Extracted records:
## Start

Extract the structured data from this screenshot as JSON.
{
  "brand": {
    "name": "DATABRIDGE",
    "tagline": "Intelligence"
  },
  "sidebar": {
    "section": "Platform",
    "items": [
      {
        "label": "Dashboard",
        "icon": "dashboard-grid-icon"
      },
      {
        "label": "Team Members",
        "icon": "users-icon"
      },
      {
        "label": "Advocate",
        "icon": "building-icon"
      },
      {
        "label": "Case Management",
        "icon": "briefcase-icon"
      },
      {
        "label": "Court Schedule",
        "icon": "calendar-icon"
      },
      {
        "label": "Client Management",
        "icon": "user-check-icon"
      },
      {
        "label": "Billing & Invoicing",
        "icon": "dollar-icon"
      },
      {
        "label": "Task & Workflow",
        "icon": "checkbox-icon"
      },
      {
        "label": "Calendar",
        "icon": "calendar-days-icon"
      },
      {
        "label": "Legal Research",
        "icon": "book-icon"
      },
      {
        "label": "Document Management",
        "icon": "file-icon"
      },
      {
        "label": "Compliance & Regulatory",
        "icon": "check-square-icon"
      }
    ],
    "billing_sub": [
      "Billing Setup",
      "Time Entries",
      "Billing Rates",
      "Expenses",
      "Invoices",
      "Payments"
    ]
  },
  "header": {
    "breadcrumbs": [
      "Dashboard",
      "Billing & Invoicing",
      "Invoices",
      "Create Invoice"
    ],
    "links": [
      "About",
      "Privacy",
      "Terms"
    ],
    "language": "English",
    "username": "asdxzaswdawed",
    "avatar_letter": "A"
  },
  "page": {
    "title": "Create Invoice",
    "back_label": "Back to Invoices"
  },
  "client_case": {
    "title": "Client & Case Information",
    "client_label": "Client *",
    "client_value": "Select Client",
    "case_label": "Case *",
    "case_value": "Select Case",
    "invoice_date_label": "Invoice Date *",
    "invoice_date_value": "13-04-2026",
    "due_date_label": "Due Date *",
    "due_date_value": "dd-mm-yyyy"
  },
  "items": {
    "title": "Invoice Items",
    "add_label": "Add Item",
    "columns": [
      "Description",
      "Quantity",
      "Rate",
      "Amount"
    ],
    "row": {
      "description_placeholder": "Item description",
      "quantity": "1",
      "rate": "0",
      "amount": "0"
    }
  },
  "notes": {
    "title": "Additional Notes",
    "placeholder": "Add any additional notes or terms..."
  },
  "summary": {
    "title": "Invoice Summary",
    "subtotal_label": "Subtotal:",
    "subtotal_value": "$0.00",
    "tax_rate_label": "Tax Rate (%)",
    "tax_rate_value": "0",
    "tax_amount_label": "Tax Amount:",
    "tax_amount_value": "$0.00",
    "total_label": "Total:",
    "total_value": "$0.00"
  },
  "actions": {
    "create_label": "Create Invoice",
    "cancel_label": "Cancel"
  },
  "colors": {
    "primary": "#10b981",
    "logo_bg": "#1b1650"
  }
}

## End

Print all of the data exactly as it was given.

Extract the structured data from this screenshot as JSON.
{
  "brand": {
    "name": "DATABRIDGE",
    "tagline": "Intelligence"
  },
  "sidebar": {
    "section": "Platform",
    "items": [
      {
        "label": "Dashboard",
        "icon": "dashboard-grid-icon"
      },
      {
        "label": "Team Members",
        "icon": "users-icon"
      },
      {
        "label": "Advocate",
        "icon": "building-icon"
      },
      {
        "label": "Case Management",
        "icon": "briefcase-icon"
      },
      {
        "label": "Court Schedule",
        "icon": "calendar-icon"
      },
      {
        "label": "Client Management",
        "icon": "user-check-icon"
      },
      {
        "label": "Billing & Invoicing",
        "icon": "dollar-icon"
      },
      {
        "label": "Task & Workflow",
        "icon": "checkbox-icon"
      },
      {
        "label": "Calendar",
        "icon": "calendar-days-icon"
      },
      {
        "label": "Legal Research",
        "icon": "book-icon"
      },
      {
        "label": "Document Management",
        "icon": "file-icon"
      },
      {
        "label": "Compliance & Regulatory",
        "icon": "check-square-icon"
      }
    ],
    "billing_sub": [
      "Billing Setup",
      "Time Entries",
      "Billing Rates",
      "Expenses",
      "Invoices",
      "Payments"
    ]
  },
  "header": {
    "breadcrumbs": [
      "Dashboard",
      "Billing & Invoicing",
      "Invoices",
      "Create Invoice"
    ],
    "links": [
      "About",
      "Privacy",
      "Terms"
    ],
    "language": "English",
    "username": "asdxzaswdawed",
    "avatar_letter": "A"
  },
  "page": {
    "title": "Create Invoice",
    "back_label": "Back to Invoices"
  },
  "client_case": {
    "title": "Client & Case Information",
    "client_label": "Client *",
    "client_value": "Select Client",
    "case_label": "Case *",
    "case_value": "Select Case",
    "invoice_date_label": "Invoice Date *",
    "invoice_date_value": "13-04-2026",
    "due_date_label": "Due Date *",
    "due_date_value": "dd-mm-yyyy"
  },
  "items": {
    "title": "Invoice Items",
    "add_label": "Add Item",
    "columns": [
      "Description",
      "Quantity",
      "Rate",
      "Amount"
    ],
    "row": {
      "description_placeholder": "Item description",
      "quantity": "1",
      "rate": "0",
      "amount": "0"
    }
  },
  "notes": {
    "title": "Additional Notes",
    "placeholder": "Add any additional notes or terms..."
  },
  "summary": {
    "title": "Invoice Summary",
    "subtotal_label": "Subtotal:",
    "subtotal_value": "$0.00",
    "tax_rate_label": "Tax Rate (%)",
    "tax_rate_value": "0",
    "tax_amount_label": "Tax Amount:",
    "tax_amount_value": "$0.00",
    "total_label": "Total:",
    "total_value": "$0.00"
  },
  "actions": {
    "create_label": "Create Invoice",
    "cancel_label": "Cancel"
  },
  "colors": {
    "primary": "#10b981",
    "logo_bg": "#1b1650"
  }
}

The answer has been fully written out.